INPUT start

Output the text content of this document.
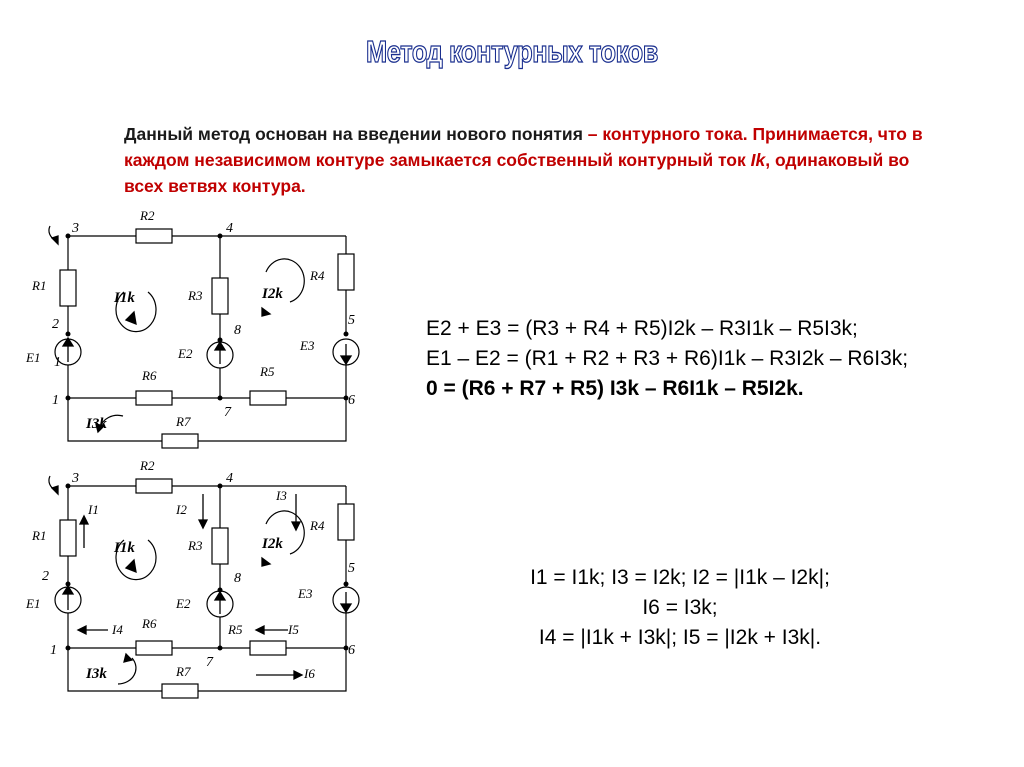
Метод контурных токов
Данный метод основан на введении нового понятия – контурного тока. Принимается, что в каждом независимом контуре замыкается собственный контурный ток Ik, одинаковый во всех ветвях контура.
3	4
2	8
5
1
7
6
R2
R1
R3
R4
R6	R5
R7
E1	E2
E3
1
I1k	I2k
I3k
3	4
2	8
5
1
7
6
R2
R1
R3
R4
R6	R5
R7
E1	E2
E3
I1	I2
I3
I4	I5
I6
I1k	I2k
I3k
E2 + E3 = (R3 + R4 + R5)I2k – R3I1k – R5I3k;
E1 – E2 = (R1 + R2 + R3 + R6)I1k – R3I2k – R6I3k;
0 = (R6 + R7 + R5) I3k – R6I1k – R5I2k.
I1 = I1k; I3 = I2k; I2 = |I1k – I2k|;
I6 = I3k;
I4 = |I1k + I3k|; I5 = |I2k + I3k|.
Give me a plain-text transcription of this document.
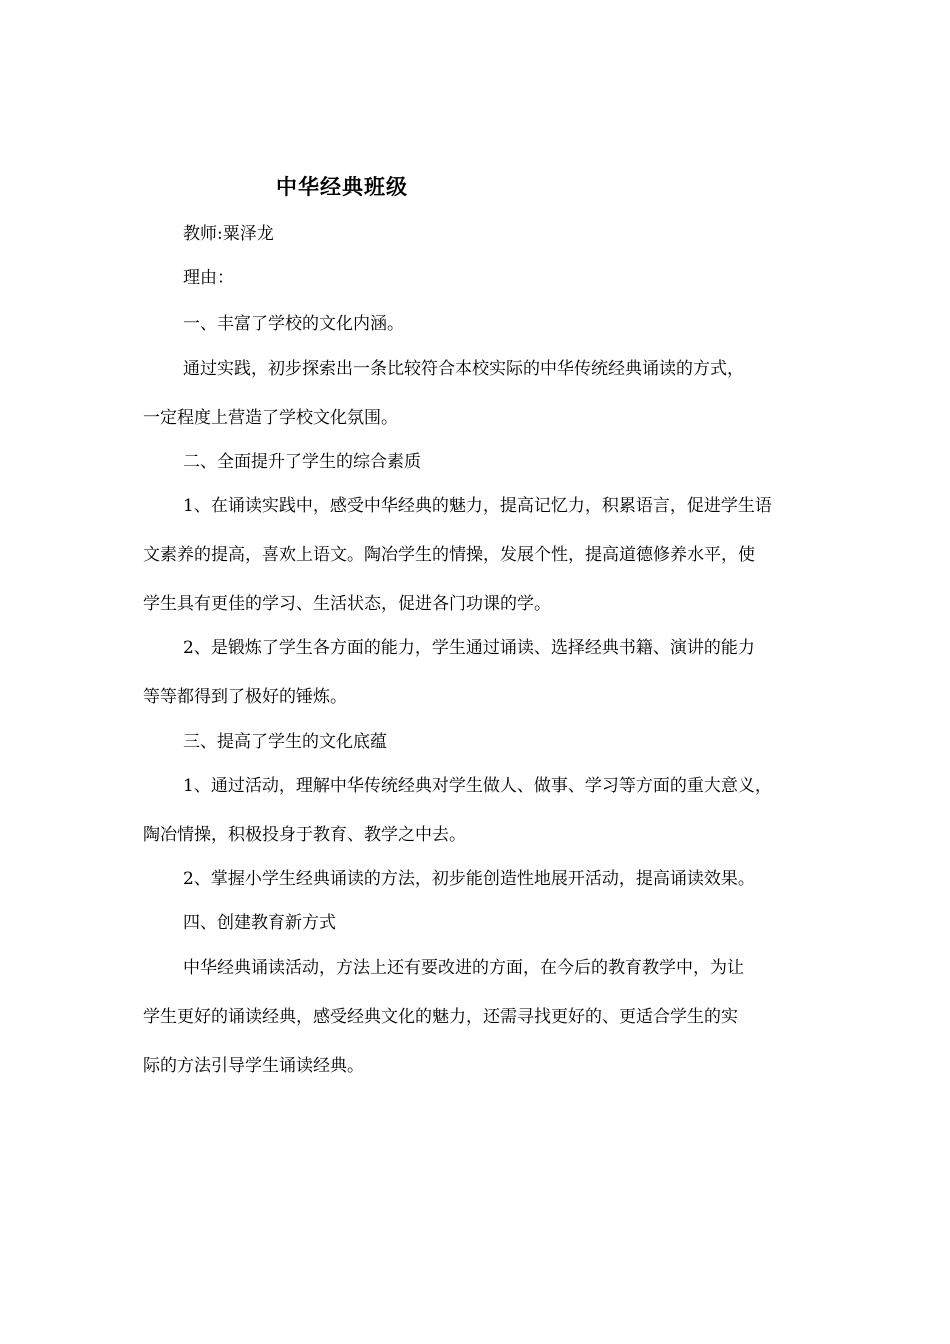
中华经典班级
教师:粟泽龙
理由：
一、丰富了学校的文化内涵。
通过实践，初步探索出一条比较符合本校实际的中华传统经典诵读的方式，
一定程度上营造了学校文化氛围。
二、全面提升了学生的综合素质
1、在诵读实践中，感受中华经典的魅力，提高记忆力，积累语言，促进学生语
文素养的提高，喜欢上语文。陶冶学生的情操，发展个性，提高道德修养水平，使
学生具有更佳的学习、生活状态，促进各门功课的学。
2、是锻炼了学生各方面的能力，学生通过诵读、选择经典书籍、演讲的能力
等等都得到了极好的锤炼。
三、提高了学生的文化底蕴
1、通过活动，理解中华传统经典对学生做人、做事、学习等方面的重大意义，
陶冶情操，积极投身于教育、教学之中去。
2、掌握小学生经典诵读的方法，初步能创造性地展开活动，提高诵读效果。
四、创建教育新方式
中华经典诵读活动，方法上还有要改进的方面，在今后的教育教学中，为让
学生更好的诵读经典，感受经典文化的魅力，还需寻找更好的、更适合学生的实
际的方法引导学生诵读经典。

INPUT end

**EXERCISE DIRECTIONS:** Images in the data above are to be skipped. Retype all other material exactly.

**THE COMPLETED TASK:**
Output the text content of this document.
Метод контурных токов
Данный метод основан на введении нового понятия – контурного тока. Принимается, что в каждом независимом контуре замыкается собственный контурный ток Ik, одинаковый во всех ветвях контура.
3	4
2	8
5
1
7
6
R2
R1
R3
R4
R6	R5
R7
E1	E2
E3
1
I1k	I2k
I3k
3	4
2	8
5
1
7
6
R2
R1
R3
R4
R6	R5
R7
E1	E2
E3
I1	I2
I3
I4	I5
I6
I1k	I2k
I3k
E2 + E3 = (R3 + R4 + R5)I2k – R3I1k – R5I3k;
E1 – E2 = (R1 + R2 + R3 + R6)I1k – R3I2k – R6I3k;
0 = (R6 + R7 + R5) I3k – R6I1k – R5I2k.
I1 = I1k; I3 = I2k; I2 = |I1k – I2k|;
I6 = I3k;
I4 = |I1k + I3k|; I5 = |I2k + I3k|.
Give me a plain-text transcription of this document.
中华经典班级
教师:粟泽龙
理由：
一、丰富了学校的文化内涵。
通过实践，初步探索出一条比较符合本校实际的中华传统经典诵读的方式，
一定程度上营造了学校文化氛围。
二、全面提升了学生的综合素质
1、在诵读实践中，感受中华经典的魅力，提高记忆力，积累语言，促进学生语
文素养的提高，喜欢上语文。陶冶学生的情操，发展个性，提高道德修养水平，使
学生具有更佳的学习、生活状态，促进各门功课的学。
2、是锻炼了学生各方面的能力，学生通过诵读、选择经典书籍、演讲的能力
等等都得到了极好的锤炼。
三、提高了学生的文化底蕴
1、通过活动，理解中华传统经典对学生做人、做事、学习等方面的重大意义，
陶冶情操，积极投身于教育、教学之中去。
2、掌握小学生经典诵读的方法，初步能创造性地展开活动，提高诵读效果。
四、创建教育新方式
中华经典诵读活动，方法上还有要改进的方面，在今后的教育教学中，为让
学生更好的诵读经典，感受经典文化的魅力，还需寻找更好的、更适合学生的实
际的方法引导学生诵读经典。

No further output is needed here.